**DATA SHOWN**
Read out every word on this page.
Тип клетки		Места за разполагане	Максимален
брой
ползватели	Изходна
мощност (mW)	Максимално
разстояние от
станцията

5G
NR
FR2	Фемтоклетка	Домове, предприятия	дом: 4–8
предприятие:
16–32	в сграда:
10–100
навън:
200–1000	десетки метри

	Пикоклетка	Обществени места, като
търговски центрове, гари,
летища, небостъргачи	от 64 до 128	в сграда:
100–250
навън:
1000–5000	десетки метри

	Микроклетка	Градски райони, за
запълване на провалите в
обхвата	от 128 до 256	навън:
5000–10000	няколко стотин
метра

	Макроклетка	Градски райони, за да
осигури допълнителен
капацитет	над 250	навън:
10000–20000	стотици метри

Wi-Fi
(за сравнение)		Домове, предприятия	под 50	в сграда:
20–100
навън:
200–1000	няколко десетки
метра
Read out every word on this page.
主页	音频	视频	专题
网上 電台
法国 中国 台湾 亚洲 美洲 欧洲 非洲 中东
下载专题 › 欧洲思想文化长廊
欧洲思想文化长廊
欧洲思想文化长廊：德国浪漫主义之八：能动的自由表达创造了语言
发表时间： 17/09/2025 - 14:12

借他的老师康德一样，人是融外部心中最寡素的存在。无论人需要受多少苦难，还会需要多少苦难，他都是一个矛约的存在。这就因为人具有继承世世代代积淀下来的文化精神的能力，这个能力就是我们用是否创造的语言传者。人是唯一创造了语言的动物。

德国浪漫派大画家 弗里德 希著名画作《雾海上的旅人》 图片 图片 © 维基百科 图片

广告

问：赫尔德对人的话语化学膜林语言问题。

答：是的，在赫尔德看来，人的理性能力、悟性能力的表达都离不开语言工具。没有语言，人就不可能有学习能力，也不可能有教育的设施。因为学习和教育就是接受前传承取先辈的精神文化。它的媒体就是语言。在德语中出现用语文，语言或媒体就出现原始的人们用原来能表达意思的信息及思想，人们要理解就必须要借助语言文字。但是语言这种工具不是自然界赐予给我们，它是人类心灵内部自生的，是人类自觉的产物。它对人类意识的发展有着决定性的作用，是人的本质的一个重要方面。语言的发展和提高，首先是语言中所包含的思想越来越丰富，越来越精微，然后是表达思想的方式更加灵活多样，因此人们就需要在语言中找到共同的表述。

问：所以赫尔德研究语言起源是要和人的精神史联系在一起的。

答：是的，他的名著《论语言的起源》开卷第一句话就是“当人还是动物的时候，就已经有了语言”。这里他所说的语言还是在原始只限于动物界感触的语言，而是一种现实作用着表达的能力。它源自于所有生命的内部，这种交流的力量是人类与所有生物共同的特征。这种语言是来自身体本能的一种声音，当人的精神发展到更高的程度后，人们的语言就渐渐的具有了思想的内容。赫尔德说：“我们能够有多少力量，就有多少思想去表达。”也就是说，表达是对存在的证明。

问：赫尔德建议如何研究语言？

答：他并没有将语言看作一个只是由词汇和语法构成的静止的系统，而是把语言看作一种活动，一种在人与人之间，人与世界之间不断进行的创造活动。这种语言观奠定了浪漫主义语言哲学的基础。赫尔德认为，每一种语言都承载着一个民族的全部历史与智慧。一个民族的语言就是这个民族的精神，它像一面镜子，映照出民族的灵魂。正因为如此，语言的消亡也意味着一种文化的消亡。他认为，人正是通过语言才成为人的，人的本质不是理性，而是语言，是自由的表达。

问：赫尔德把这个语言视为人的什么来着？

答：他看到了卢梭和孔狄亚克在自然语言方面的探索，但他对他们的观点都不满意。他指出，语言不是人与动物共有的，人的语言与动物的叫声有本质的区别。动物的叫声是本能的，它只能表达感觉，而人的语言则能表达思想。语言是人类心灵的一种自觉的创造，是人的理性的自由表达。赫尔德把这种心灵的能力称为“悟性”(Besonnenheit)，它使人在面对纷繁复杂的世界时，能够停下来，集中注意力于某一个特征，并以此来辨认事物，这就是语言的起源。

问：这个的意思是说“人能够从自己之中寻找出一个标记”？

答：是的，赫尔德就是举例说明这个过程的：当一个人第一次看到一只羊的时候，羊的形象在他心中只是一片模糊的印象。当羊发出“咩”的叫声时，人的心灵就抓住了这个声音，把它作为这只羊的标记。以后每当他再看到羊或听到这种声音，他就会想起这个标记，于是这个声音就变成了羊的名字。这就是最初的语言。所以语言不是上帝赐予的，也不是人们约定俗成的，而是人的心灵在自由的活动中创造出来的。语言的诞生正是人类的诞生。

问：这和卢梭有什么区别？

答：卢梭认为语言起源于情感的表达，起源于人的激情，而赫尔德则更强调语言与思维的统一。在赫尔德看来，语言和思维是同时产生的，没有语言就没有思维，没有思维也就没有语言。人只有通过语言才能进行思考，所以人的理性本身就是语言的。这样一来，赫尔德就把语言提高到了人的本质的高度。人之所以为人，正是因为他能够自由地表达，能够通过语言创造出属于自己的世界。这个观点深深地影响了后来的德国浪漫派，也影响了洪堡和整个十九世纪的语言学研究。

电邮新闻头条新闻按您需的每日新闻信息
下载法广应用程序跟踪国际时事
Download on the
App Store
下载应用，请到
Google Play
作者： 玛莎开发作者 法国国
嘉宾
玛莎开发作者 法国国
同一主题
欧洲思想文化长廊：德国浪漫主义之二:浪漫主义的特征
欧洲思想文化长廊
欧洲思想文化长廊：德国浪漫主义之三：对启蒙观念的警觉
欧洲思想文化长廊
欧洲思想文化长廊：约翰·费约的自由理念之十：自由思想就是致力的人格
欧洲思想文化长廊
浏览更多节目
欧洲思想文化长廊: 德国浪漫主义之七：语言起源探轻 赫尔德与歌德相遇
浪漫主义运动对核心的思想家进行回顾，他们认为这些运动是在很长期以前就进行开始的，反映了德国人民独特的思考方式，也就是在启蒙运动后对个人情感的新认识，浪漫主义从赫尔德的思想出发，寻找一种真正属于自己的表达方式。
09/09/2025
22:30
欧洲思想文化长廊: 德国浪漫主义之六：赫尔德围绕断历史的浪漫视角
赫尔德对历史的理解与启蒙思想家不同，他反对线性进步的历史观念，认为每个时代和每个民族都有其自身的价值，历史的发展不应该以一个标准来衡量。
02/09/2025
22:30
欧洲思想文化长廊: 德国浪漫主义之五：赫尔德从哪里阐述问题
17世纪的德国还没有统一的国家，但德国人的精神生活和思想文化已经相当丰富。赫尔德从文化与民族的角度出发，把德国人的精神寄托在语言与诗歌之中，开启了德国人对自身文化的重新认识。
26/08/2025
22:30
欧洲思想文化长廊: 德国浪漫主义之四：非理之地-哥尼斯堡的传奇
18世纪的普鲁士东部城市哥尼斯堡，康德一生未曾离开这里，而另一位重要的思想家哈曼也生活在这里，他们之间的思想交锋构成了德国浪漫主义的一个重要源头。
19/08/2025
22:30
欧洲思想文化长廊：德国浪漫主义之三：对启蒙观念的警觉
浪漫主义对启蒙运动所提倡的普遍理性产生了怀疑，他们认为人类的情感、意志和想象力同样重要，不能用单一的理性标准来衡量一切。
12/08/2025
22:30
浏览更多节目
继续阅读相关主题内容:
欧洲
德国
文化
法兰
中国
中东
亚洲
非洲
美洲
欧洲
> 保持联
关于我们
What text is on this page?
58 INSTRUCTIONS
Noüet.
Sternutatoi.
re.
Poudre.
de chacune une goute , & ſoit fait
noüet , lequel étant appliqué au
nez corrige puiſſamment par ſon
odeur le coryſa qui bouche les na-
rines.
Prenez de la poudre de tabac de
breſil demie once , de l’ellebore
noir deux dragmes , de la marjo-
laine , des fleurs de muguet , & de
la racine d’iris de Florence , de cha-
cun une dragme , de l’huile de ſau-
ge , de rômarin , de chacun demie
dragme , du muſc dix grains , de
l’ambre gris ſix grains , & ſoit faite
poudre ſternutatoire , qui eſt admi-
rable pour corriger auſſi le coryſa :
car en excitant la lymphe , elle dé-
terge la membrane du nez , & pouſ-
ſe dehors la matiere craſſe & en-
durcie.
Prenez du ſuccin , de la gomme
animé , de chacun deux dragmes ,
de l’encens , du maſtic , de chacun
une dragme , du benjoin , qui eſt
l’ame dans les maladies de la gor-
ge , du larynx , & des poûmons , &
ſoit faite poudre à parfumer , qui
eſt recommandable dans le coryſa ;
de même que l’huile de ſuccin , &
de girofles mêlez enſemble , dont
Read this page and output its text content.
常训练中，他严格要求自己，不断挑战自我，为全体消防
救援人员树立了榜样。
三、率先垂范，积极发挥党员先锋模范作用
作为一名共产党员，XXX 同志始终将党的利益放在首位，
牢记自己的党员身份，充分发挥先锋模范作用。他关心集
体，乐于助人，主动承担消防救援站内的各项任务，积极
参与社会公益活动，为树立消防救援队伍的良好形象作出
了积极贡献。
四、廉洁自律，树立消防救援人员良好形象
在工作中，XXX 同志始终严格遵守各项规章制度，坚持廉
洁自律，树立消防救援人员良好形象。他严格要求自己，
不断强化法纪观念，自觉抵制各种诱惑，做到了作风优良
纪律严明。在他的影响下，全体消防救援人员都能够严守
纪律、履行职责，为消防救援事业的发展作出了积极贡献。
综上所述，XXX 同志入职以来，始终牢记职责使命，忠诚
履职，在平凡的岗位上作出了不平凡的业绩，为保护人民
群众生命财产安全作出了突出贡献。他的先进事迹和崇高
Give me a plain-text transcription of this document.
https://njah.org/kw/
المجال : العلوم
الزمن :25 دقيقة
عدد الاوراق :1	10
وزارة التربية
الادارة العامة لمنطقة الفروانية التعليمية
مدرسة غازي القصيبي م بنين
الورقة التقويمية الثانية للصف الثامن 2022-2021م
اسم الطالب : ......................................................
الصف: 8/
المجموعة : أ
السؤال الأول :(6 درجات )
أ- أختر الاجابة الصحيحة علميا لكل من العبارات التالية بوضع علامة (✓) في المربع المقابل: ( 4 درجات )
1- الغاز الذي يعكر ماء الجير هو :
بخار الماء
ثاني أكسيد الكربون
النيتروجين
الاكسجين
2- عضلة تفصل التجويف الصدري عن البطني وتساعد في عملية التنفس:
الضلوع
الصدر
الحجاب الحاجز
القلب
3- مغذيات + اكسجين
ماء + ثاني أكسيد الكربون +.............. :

**STATED EXERCISE**
How many of the listing's lines contain "coryſa"? Respond with a single number and nothing else.

**WRITTEN RESPONSE**
3